> _What is expected_: Find each line with the string "color" and report it.

> _Rows_:
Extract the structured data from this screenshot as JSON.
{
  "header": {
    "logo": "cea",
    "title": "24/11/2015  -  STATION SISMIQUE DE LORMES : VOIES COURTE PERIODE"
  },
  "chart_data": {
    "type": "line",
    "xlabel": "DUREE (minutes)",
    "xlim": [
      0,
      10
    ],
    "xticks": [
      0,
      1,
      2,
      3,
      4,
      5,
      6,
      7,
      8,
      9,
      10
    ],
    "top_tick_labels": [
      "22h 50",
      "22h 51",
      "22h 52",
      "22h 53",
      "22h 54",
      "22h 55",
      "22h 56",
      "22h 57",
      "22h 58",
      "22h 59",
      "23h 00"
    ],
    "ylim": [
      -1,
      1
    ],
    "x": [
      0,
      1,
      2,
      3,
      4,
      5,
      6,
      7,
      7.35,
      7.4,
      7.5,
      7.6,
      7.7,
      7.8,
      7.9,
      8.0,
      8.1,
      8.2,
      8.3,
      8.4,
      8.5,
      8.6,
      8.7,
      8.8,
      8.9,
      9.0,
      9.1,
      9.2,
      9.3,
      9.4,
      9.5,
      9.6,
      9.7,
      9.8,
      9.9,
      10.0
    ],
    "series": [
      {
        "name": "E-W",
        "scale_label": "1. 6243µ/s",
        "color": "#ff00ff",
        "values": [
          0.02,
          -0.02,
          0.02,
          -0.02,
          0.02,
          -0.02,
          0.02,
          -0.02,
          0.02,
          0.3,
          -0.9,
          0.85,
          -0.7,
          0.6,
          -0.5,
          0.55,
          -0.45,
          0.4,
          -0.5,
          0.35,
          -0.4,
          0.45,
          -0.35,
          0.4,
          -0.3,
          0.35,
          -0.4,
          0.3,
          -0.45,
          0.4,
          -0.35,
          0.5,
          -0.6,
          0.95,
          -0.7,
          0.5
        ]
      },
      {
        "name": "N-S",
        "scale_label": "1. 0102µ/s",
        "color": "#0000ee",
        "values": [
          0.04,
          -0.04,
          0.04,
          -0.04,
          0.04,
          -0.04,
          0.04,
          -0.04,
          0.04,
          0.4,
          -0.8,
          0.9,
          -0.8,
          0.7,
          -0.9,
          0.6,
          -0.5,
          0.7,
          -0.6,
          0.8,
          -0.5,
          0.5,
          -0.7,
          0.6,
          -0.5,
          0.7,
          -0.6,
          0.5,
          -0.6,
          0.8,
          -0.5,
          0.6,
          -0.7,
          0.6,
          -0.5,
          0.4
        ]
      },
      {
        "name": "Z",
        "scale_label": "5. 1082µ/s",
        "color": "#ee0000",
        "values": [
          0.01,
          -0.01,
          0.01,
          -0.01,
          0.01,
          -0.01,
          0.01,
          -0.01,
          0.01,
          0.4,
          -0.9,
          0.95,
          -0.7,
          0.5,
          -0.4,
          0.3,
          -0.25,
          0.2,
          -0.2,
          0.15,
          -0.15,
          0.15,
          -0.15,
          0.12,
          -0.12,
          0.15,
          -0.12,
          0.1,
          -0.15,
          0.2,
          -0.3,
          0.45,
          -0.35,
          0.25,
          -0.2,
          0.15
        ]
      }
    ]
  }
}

> _Answer to this problem_:
        "color": "#ff00ff",
        "color": "#0000ee",
        "color": "#ee0000",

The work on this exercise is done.